Directions for this task => Return the material word for word. Do not include pictures.

Provided entries =>
----
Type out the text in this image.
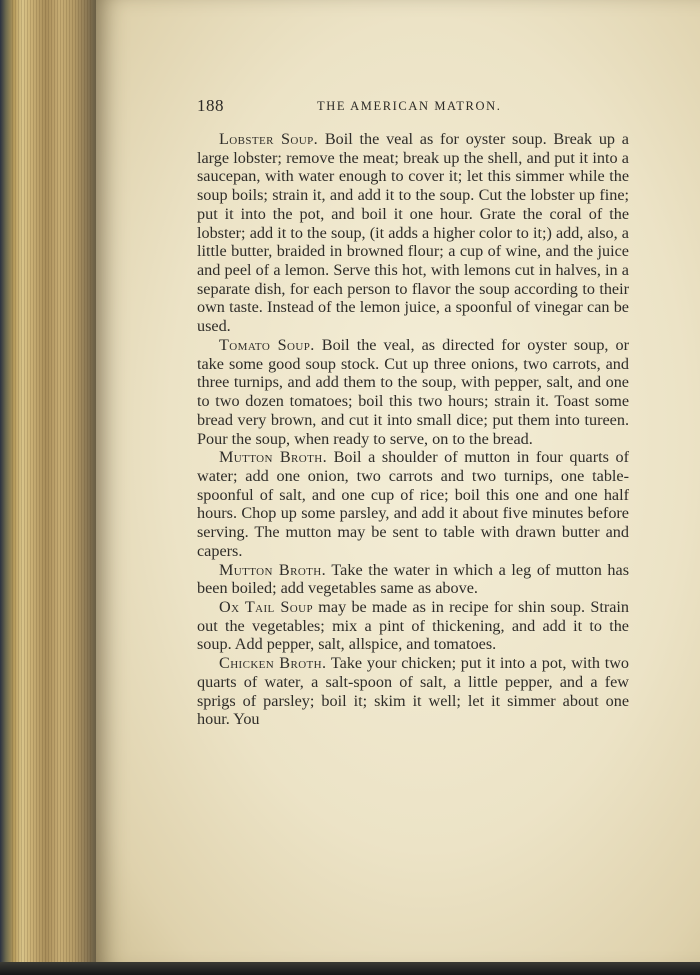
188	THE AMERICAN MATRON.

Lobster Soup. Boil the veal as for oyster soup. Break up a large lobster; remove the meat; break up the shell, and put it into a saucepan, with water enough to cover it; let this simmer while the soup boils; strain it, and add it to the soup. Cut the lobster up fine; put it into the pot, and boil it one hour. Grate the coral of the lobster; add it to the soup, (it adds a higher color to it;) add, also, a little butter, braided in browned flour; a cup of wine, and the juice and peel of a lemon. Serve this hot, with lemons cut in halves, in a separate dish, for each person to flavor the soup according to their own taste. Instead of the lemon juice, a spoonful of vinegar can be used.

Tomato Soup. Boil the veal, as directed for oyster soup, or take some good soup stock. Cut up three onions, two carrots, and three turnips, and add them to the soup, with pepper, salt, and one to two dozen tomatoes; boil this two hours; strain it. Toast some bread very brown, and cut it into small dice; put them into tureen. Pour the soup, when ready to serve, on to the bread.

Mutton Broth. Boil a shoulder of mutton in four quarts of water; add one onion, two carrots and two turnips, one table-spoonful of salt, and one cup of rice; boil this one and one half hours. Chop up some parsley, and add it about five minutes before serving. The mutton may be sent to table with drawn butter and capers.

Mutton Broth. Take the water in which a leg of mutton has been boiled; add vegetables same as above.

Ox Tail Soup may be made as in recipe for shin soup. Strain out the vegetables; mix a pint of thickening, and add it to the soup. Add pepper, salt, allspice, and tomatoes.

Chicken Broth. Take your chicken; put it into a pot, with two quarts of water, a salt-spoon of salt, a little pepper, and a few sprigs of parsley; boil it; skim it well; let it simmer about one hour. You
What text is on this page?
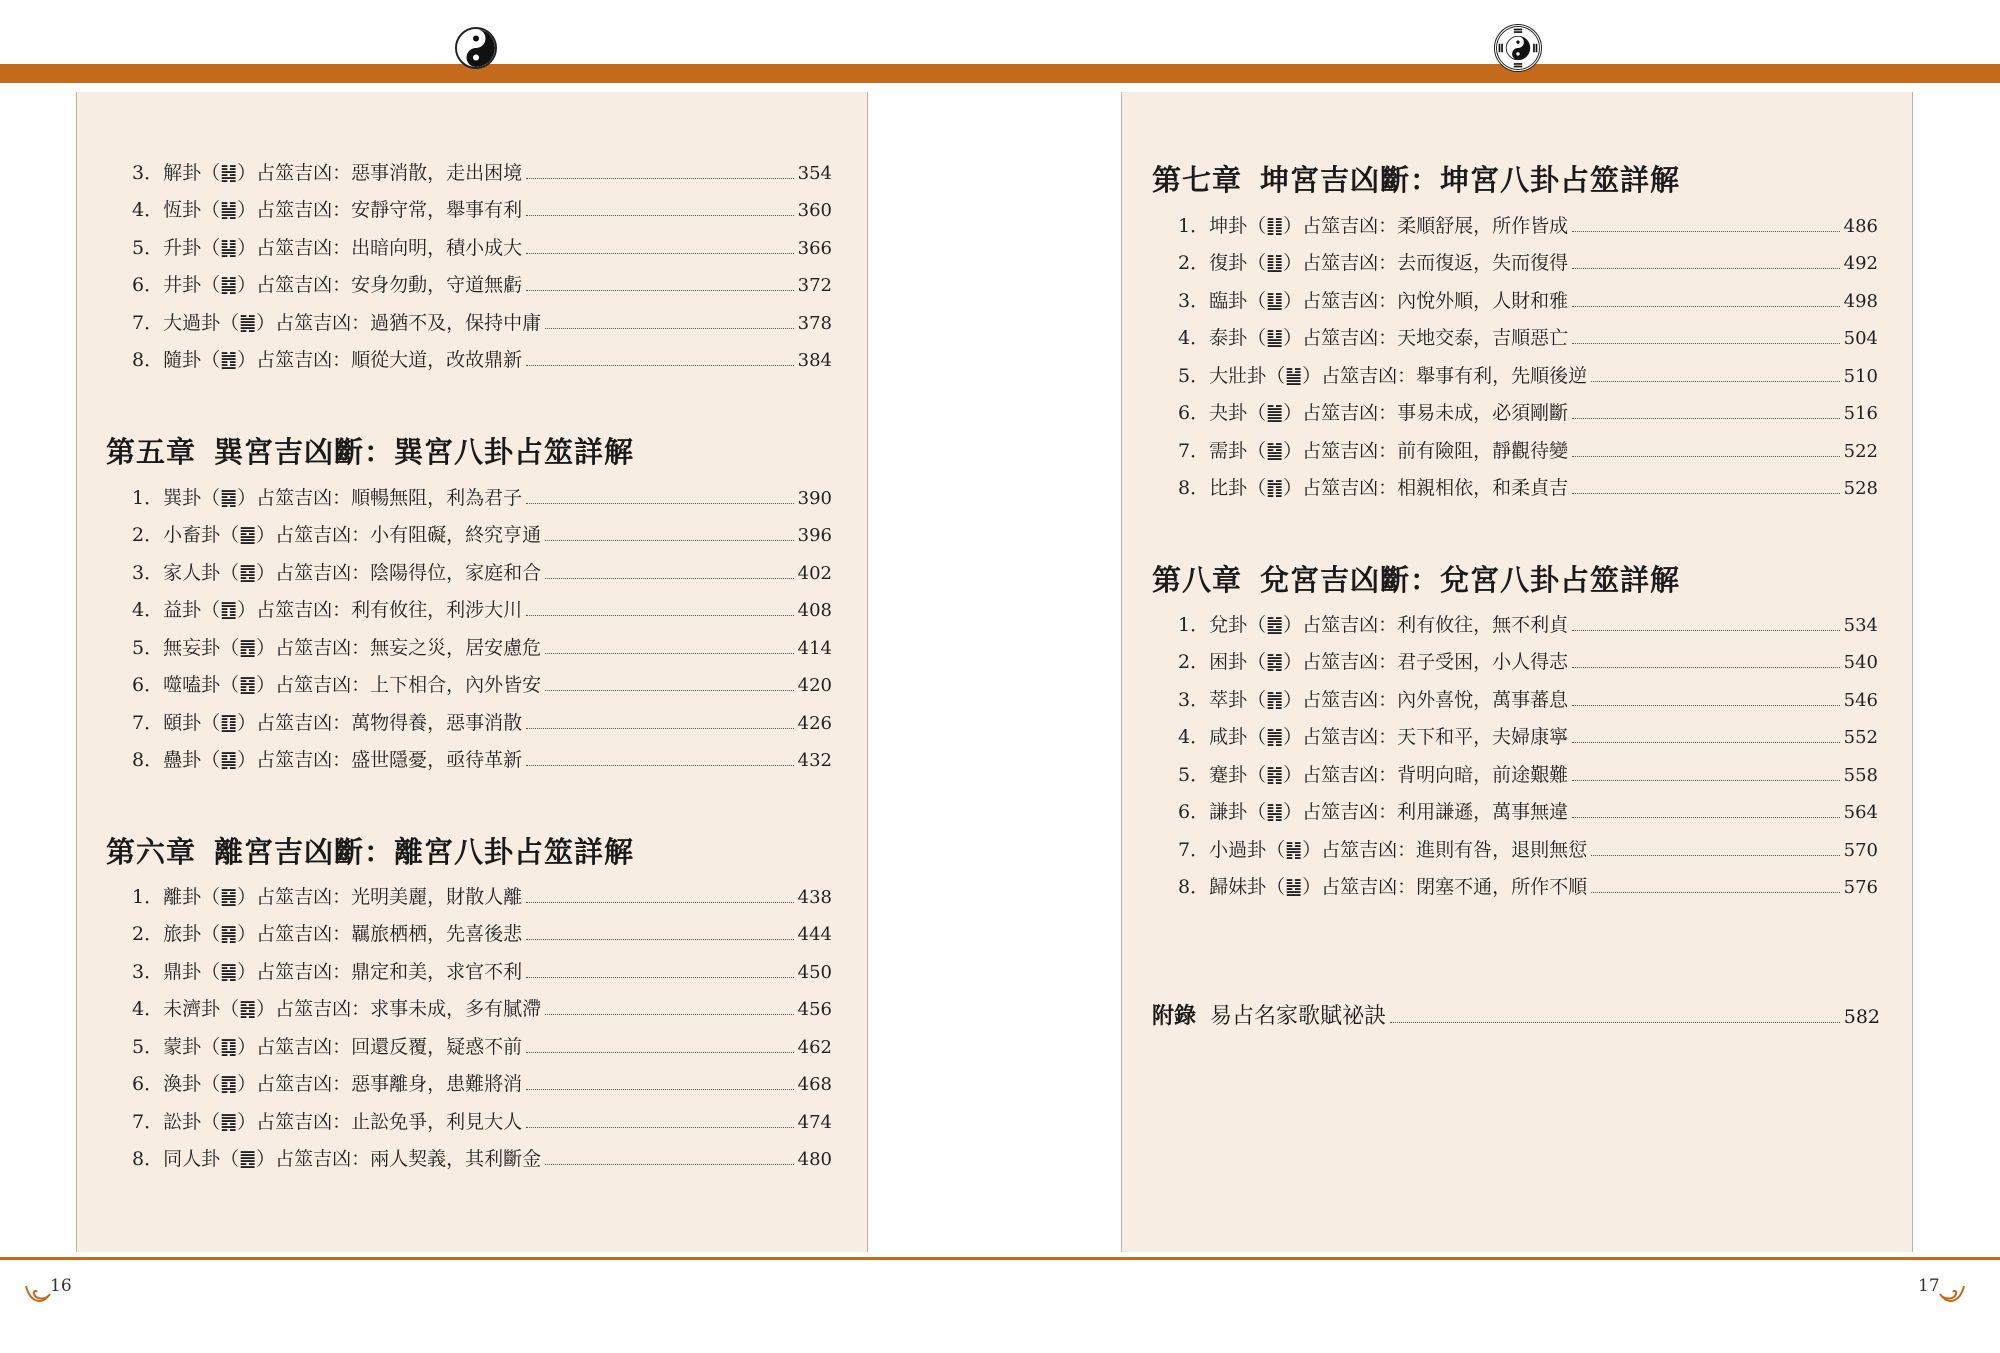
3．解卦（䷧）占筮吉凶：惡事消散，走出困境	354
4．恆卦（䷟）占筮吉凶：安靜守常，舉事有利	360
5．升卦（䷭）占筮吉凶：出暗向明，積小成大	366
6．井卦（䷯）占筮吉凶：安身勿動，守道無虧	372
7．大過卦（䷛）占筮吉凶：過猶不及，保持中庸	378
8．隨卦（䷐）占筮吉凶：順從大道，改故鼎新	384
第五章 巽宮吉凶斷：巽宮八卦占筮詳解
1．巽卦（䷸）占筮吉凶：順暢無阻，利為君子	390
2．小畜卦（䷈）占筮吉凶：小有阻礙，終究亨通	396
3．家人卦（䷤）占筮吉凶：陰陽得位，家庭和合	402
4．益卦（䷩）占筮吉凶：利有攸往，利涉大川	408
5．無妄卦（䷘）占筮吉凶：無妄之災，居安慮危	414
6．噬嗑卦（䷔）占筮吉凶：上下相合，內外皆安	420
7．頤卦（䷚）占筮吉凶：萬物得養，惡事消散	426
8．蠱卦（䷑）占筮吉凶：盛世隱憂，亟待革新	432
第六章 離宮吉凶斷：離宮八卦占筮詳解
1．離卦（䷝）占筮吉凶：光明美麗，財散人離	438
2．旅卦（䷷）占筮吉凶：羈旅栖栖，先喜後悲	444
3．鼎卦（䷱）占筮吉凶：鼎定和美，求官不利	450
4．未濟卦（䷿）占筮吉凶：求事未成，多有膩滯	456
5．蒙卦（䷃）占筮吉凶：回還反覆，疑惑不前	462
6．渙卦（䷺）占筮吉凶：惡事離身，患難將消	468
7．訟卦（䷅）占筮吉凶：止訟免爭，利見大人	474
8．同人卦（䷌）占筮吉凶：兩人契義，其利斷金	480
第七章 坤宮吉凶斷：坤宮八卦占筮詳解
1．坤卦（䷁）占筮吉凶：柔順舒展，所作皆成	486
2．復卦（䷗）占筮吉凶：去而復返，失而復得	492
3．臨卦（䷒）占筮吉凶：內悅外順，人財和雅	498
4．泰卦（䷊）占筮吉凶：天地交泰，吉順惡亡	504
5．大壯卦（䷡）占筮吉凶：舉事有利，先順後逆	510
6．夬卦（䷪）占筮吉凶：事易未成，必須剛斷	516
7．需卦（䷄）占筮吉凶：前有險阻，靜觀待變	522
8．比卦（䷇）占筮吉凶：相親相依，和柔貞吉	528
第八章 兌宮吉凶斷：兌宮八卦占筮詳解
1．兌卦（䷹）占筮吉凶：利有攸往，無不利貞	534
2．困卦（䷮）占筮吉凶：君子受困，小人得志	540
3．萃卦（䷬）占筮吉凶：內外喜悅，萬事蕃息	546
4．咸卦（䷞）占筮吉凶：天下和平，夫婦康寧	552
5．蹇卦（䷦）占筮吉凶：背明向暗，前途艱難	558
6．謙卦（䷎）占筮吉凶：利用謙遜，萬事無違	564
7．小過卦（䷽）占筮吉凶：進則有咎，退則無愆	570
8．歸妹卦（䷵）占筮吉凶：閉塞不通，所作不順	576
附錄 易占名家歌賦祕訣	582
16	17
----
The completed task =>
Type out the text in this image.
188	THE AMERICAN MATRON.

Lobster Soup. Boil the veal as for oyster soup. Break up a large lobster; remove the meat; break up the shell, and put it into a saucepan, with water enough to cover it; let this simmer while the soup boils; strain it, and add it to the soup. Cut the lobster up fine; put it into the pot, and boil it one hour. Grate the coral of the lobster; add it to the soup, (it adds a higher color to it;) add, also, a little butter, braided in browned flour; a cup of wine, and the juice and peel of a lemon. Serve this hot, with lemons cut in halves, in a separate dish, for each person to flavor the soup according to their own taste. Instead of the lemon juice, a spoonful of vinegar can be used.

Tomato Soup. Boil the veal, as directed for oyster soup, or take some good soup stock. Cut up three onions, two carrots, and three turnips, and add them to the soup, with pepper, salt, and one to two dozen tomatoes; boil this two hours; strain it. Toast some bread very brown, and cut it into small dice; put them into tureen. Pour the soup, when ready to serve, on to the bread.

Mutton Broth. Boil a shoulder of mutton in four quarts of water; add one onion, two carrots and two turnips, one table-spoonful of salt, and one cup of rice; boil this one and one half hours. Chop up some parsley, and add it about five minutes before serving. The mutton may be sent to table with drawn butter and capers.

Mutton Broth. Take the water in which a leg of mutton has been boiled; add vegetables same as above.

Ox Tail Soup may be made as in recipe for shin soup. Strain out the vegetables; mix a pint of thickening, and add it to the soup. Add pepper, salt, allspice, and tomatoes.

Chicken Broth. Take your chicken; put it into a pot, with two quarts of water, a salt-spoon of salt, a little pepper, and a few sprigs of parsley; boil it; skim it well; let it simmer about one hour. You
What text is on this page?
3．解卦（䷧）占筮吉凶：惡事消散，走出困境	354
4．恆卦（䷟）占筮吉凶：安靜守常，舉事有利	360
5．升卦（䷭）占筮吉凶：出暗向明，積小成大	366
6．井卦（䷯）占筮吉凶：安身勿動，守道無虧	372
7．大過卦（䷛）占筮吉凶：過猶不及，保持中庸	378
8．隨卦（䷐）占筮吉凶：順從大道，改故鼎新	384
第五章 巽宮吉凶斷：巽宮八卦占筮詳解
1．巽卦（䷸）占筮吉凶：順暢無阻，利為君子	390
2．小畜卦（䷈）占筮吉凶：小有阻礙，終究亨通	396
3．家人卦（䷤）占筮吉凶：陰陽得位，家庭和合	402
4．益卦（䷩）占筮吉凶：利有攸往，利涉大川	408
5．無妄卦（䷘）占筮吉凶：無妄之災，居安慮危	414
6．噬嗑卦（䷔）占筮吉凶：上下相合，內外皆安	420
7．頤卦（䷚）占筮吉凶：萬物得養，惡事消散	426
8．蠱卦（䷑）占筮吉凶：盛世隱憂，亟待革新	432
第六章 離宮吉凶斷：離宮八卦占筮詳解
1．離卦（䷝）占筮吉凶：光明美麗，財散人離	438
2．旅卦（䷷）占筮吉凶：羈旅栖栖，先喜後悲	444
3．鼎卦（䷱）占筮吉凶：鼎定和美，求官不利	450
4．未濟卦（䷿）占筮吉凶：求事未成，多有膩滯	456
5．蒙卦（䷃）占筮吉凶：回還反覆，疑惑不前	462
6．渙卦（䷺）占筮吉凶：惡事離身，患難將消	468
7．訟卦（䷅）占筮吉凶：止訟免爭，利見大人	474
8．同人卦（䷌）占筮吉凶：兩人契義，其利斷金	480
第七章 坤宮吉凶斷：坤宮八卦占筮詳解
1．坤卦（䷁）占筮吉凶：柔順舒展，所作皆成	486
2．復卦（䷗）占筮吉凶：去而復返，失而復得	492
3．臨卦（䷒）占筮吉凶：內悅外順，人財和雅	498
4．泰卦（䷊）占筮吉凶：天地交泰，吉順惡亡	504
5．大壯卦（䷡）占筮吉凶：舉事有利，先順後逆	510
6．夬卦（䷪）占筮吉凶：事易未成，必須剛斷	516
7．需卦（䷄）占筮吉凶：前有險阻，靜觀待變	522
8．比卦（䷇）占筮吉凶：相親相依，和柔貞吉	528
第八章 兌宮吉凶斷：兌宮八卦占筮詳解
1．兌卦（䷹）占筮吉凶：利有攸往，無不利貞	534
2．困卦（䷮）占筮吉凶：君子受困，小人得志	540
3．萃卦（䷬）占筮吉凶：內外喜悅，萬事蕃息	546
4．咸卦（䷞）占筮吉凶：天下和平，夫婦康寧	552
5．蹇卦（䷦）占筮吉凶：背明向暗，前途艱難	558
6．謙卦（䷎）占筮吉凶：利用謙遜，萬事無違	564
7．小過卦（䷽）占筮吉凶：進則有咎，退則無愆	570
8．歸妹卦（䷵）占筮吉凶：閉塞不通，所作不順	576
附錄 易占名家歌賦祕訣	582
16	17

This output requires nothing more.